● **Written request**
Repeat each entry exactly and drop the pictures.

● **Records for this exercise**
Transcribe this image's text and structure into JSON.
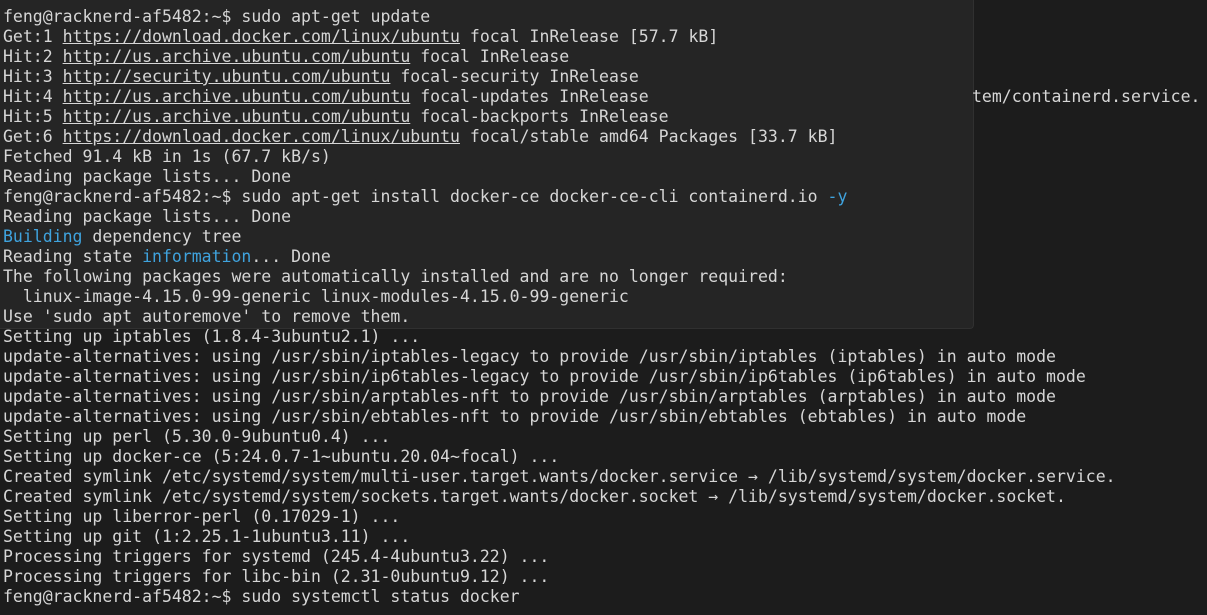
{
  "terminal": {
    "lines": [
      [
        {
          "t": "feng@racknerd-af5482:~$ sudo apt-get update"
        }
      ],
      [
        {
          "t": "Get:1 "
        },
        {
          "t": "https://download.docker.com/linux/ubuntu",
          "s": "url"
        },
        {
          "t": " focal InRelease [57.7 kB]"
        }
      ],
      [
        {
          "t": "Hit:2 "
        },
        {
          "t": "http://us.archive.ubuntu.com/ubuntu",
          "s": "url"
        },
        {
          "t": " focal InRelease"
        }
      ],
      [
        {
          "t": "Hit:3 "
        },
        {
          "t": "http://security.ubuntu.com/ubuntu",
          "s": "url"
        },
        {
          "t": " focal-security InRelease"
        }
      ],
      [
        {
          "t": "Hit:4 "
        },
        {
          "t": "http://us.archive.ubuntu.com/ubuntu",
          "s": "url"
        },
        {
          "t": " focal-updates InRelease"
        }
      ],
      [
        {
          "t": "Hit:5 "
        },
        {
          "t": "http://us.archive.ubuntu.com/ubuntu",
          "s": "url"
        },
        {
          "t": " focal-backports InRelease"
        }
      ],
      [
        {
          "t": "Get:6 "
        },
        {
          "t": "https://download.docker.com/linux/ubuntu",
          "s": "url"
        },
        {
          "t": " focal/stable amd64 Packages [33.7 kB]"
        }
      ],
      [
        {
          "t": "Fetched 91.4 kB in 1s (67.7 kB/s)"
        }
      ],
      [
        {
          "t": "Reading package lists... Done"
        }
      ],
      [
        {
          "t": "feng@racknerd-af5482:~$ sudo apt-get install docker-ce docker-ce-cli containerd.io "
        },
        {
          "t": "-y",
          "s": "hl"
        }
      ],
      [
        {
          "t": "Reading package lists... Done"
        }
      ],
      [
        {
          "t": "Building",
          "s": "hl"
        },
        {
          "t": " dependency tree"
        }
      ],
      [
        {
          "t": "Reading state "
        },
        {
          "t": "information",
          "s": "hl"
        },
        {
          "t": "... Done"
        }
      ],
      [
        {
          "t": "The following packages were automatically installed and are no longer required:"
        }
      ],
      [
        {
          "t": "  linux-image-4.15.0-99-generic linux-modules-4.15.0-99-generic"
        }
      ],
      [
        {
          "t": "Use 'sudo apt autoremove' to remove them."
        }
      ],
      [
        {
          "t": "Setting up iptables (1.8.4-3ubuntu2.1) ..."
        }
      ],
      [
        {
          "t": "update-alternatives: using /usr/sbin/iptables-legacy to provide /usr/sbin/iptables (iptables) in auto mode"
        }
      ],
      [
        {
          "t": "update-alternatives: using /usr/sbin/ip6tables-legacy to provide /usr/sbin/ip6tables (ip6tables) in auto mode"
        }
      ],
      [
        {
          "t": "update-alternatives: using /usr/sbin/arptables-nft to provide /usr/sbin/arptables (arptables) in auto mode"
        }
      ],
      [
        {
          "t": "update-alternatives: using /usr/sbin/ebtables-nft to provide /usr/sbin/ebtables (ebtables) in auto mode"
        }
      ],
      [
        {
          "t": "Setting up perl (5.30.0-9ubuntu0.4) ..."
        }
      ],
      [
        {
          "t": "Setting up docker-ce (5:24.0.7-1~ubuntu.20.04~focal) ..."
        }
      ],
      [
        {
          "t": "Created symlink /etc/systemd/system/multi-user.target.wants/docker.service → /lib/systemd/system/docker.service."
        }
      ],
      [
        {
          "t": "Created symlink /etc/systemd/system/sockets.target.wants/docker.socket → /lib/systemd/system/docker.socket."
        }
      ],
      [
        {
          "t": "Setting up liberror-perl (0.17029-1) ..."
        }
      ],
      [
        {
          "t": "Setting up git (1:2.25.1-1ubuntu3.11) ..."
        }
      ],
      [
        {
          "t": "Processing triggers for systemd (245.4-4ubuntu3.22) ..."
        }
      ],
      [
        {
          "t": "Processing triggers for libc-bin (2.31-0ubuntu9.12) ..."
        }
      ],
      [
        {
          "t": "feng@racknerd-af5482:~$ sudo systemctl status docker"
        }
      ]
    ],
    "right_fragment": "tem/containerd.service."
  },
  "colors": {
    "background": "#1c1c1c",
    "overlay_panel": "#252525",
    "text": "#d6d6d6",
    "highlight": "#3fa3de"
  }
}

● **Answer to this exercise**
Transcribe this image's text and structure into JSON.
{
  "terminal": {
    "lines": [
      [
        {
          "t": "feng@racknerd-af5482:~$ sudo apt-get update"
        }
      ],
      [
        {
          "t": "Get:1 "
        },
        {
          "t": "https://download.docker.com/linux/ubuntu",
          "s": "url"
        },
        {
          "t": " focal InRelease [57.7 kB]"
        }
      ],
      [
        {
          "t": "Hit:2 "
        },
        {
          "t": "http://us.archive.ubuntu.com/ubuntu",
          "s": "url"
        },
        {
          "t": " focal InRelease"
        }
      ],
      [
        {
          "t": "Hit:3 "
        },
        {
          "t": "http://security.ubuntu.com/ubuntu",
          "s": "url"
        },
        {
          "t": " focal-security InRelease"
        }
      ],
      [
        {
          "t": "Hit:4 "
        },
        {
          "t": "http://us.archive.ubuntu.com/ubuntu",
          "s": "url"
        },
        {
          "t": " focal-updates InRelease"
        }
      ],
      [
        {
          "t": "Hit:5 "
        },
        {
          "t": "http://us.archive.ubuntu.com/ubuntu",
          "s": "url"
        },
        {
          "t": " focal-backports InRelease"
        }
      ],
      [
        {
          "t": "Get:6 "
        },
        {
          "t": "https://download.docker.com/linux/ubuntu",
          "s": "url"
        },
        {
          "t": " focal/stable amd64 Packages [33.7 kB]"
        }
      ],
      [
        {
          "t": "Fetched 91.4 kB in 1s (67.7 kB/s)"
        }
      ],
      [
        {
          "t": "Reading package lists... Done"
        }
      ],
      [
        {
          "t": "feng@racknerd-af5482:~$ sudo apt-get install docker-ce docker-ce-cli containerd.io "
        },
        {
          "t": "-y",
          "s": "hl"
        }
      ],
      [
        {
          "t": "Reading package lists... Done"
        }
      ],
      [
        {
          "t": "Building",
          "s": "hl"
        },
        {
          "t": " dependency tree"
        }
      ],
      [
        {
          "t": "Reading state "
        },
        {
          "t": "information",
          "s": "hl"
        },
        {
          "t": "... Done"
        }
      ],
      [
        {
          "t": "The following packages were automatically installed and are no longer required:"
        }
      ],
      [
        {
          "t": "  linux-image-4.15.0-99-generic linux-modules-4.15.0-99-generic"
        }
      ],
      [
        {
          "t": "Use 'sudo apt autoremove' to remove them."
        }
      ],
      [
        {
          "t": "Setting up iptables (1.8.4-3ubuntu2.1) ..."
        }
      ],
      [
        {
          "t": "update-alternatives: using /usr/sbin/iptables-legacy to provide /usr/sbin/iptables (iptables) in auto mode"
        }
      ],
      [
        {
          "t": "update-alternatives: using /usr/sbin/ip6tables-legacy to provide /usr/sbin/ip6tables (ip6tables) in auto mode"
        }
      ],
      [
        {
          "t": "update-alternatives: using /usr/sbin/arptables-nft to provide /usr/sbin/arptables (arptables) in auto mode"
        }
      ],
      [
        {
          "t": "update-alternatives: using /usr/sbin/ebtables-nft to provide /usr/sbin/ebtables (ebtables) in auto mode"
        }
      ],
      [
        {
          "t": "Setting up perl (5.30.0-9ubuntu0.4) ..."
        }
      ],
      [
        {
          "t": "Setting up docker-ce (5:24.0.7-1~ubuntu.20.04~focal) ..."
        }
      ],
      [
        {
          "t": "Created symlink /etc/systemd/system/multi-user.target.wants/docker.service → /lib/systemd/system/docker.service."
        }
      ],
      [
        {
          "t": "Created symlink /etc/systemd/system/sockets.target.wants/docker.socket → /lib/systemd/system/docker.socket."
        }
      ],
      [
        {
          "t": "Setting up liberror-perl (0.17029-1) ..."
        }
      ],
      [
        {
          "t": "Setting up git (1:2.25.1-1ubuntu3.11) ..."
        }
      ],
      [
        {
          "t": "Processing triggers for systemd (245.4-4ubuntu3.22) ..."
        }
      ],
      [
        {
          "t": "Processing triggers for libc-bin (2.31-0ubuntu9.12) ..."
        }
      ],
      [
        {
          "t": "feng@racknerd-af5482:~$ sudo systemctl status docker"
        }
      ]
    ],
    "right_fragment": "tem/containerd.service."
  },
  "colors": {
    "background": "#1c1c1c",
    "overlay_panel": "#252525",
    "text": "#d6d6d6",
    "highlight": "#3fa3de"
  }
}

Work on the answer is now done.